Set task: From the entries below, gather every line containing the string "上班时间".
┌─ Given records
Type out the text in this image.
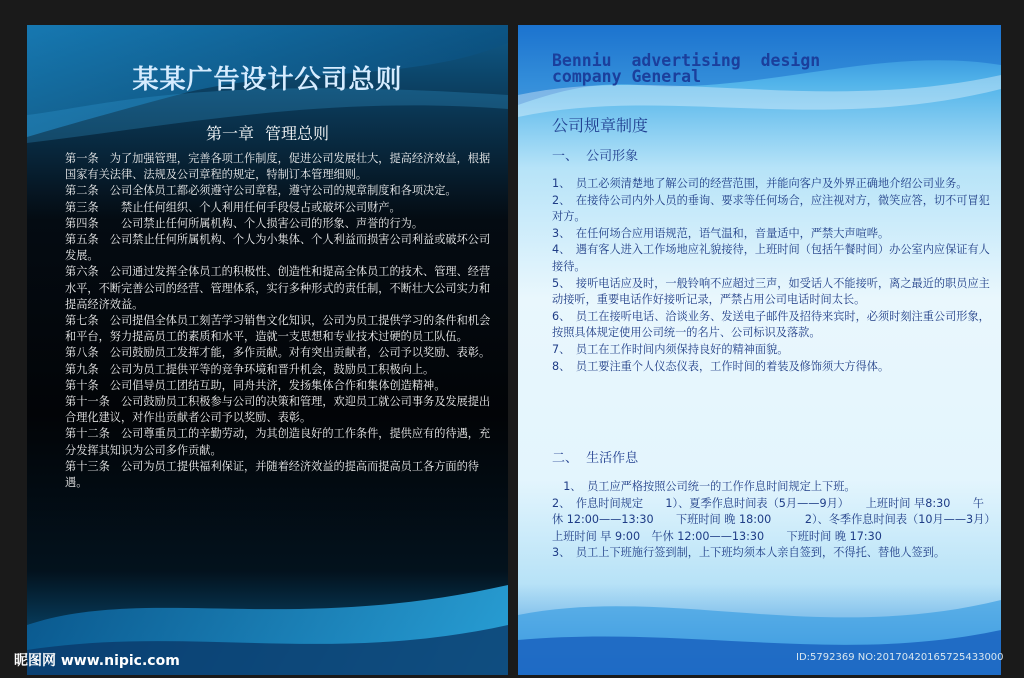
某某广告设计公司总则
第一章 管理总则

第一条　为了加强管理，完善各项工作制度，促进公司发展壮大，提高经济效益，根据国家有关法律、法规及公司章程的规定，特制订本管理细则。

第二条　公司全体员工都必须遵守公司章程，遵守公司的规章制度和各项决定。

第三条　　禁止任何组织、个人利用任何手段侵占或破坏公司财产。

第四条　　公司禁止任何所属机构、个人损害公司的形象、声誉的行为。

第五条　公司禁止任何所属机构、个人为小集体、个人利益而损害公司利益或破坏公司发展。

第六条　公司通过发挥全体员工的积极性、创造性和提高全体员工的技术、管理、经营水平，不断完善公司的经营、管理体系，实行多种形式的责任制，不断壮大公司实力和提高经济效益。

第七条　公司提倡全体员工刻苦学习销售文化知识，公司为员工提供学习的条件和机会和平台，努力提高员工的素质和水平，造就一支思想和专业技术过硬的员工队伍。

第八条　公司鼓励员工发挥才能，多作贡献。对有突出贡献者，公司予以奖励、表彰。

第九条　公司为员工提供平等的竞争环境和晋升机会，鼓励员工积极向上。

第十条　公司倡导员工团结互助，同舟共济，发扬集体合作和集体创造精神。

第十一条　公司鼓励员工积极参与公司的决策和管理，欢迎员工就公司事务及发展提出合理化建议，对作出贡献者公司予以奖励、表彰。

第十二条　公司尊重员工的辛勤劳动，为其创造良好的工作条件，提供应有的待遇，充分发挥其知识为公司多作贡献。

第十三条　公司为员工提供福利保证，并随着经济效益的提高而提高员工各方面的待遇。

Benniu  advertising  design
company General
公司规章制度
一、 公司形象

1、　员工必须清楚地了解公司的经营范围，并能向客户及外界正确地介绍公司业务。

2、　在接待公司内外人员的垂询、要求等任何场合，应注视对方，微笑应答，切不可冒犯对方。

3、　在任何场合应用语规范，语气温和，音量适中，严禁大声喧哗。

4、　遇有客人进入工作场地应礼貌接待，上班时间（包括午餐时间）办公室内应保证有人接待。

5、　接听电话应及时，一般铃响不应超过三声，如受话人不能接听，离之最近的职员应主动接听，重要电话作好接听记录，严禁占用公司电话时间太长。

6、　员工在接听电话、洽谈业务、发送电子邮件及招待来宾时，必须时刻注重公司形象，按照具体规定使用公司统一的名片、公司标识及落款。

7、　员工在工作时间内须保持良好的精神面貌。

8、　员工要注重个人仪态仪表，工作时间的着装及修饰须大方得体。

二、 生活作息

　1、　员工应严格按照公司统一的工作作息时间规定上下班。

2、　作息时间规定　　1）、夏季作息时间表（5月——9月）　　上班时间 早8:30　　午休 12:00——13:30　　下班时间 晚 18:00　　　2）、冬季作息时间表（10月——3月）上班时间 早 9:00　午休 12:00——13:30　　下班时间 晚 17:30

3、　员工上下班施行签到制，上下班均须本人亲自签到，不得托、替他人签到。

昵图网 www.nipic.com	ID:5792369 NO:20170420165725433000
└─
Result of this exercise:
4、　遇有客人进入工作场地应礼貌接待，上班时间（包括午餐时间）办公室内应保证有人接待。
2、　作息时间规定　　1）、夏季作息时间表（5月——9月）　　上班时间 早8:30　　午休 12:00——13:30　　下班时间 晚 18:00　　　2）、冬季作息时间表（10月——3月）上班时间 早 9:00　午休 12:00——13:30　　下班时间 晚 17:30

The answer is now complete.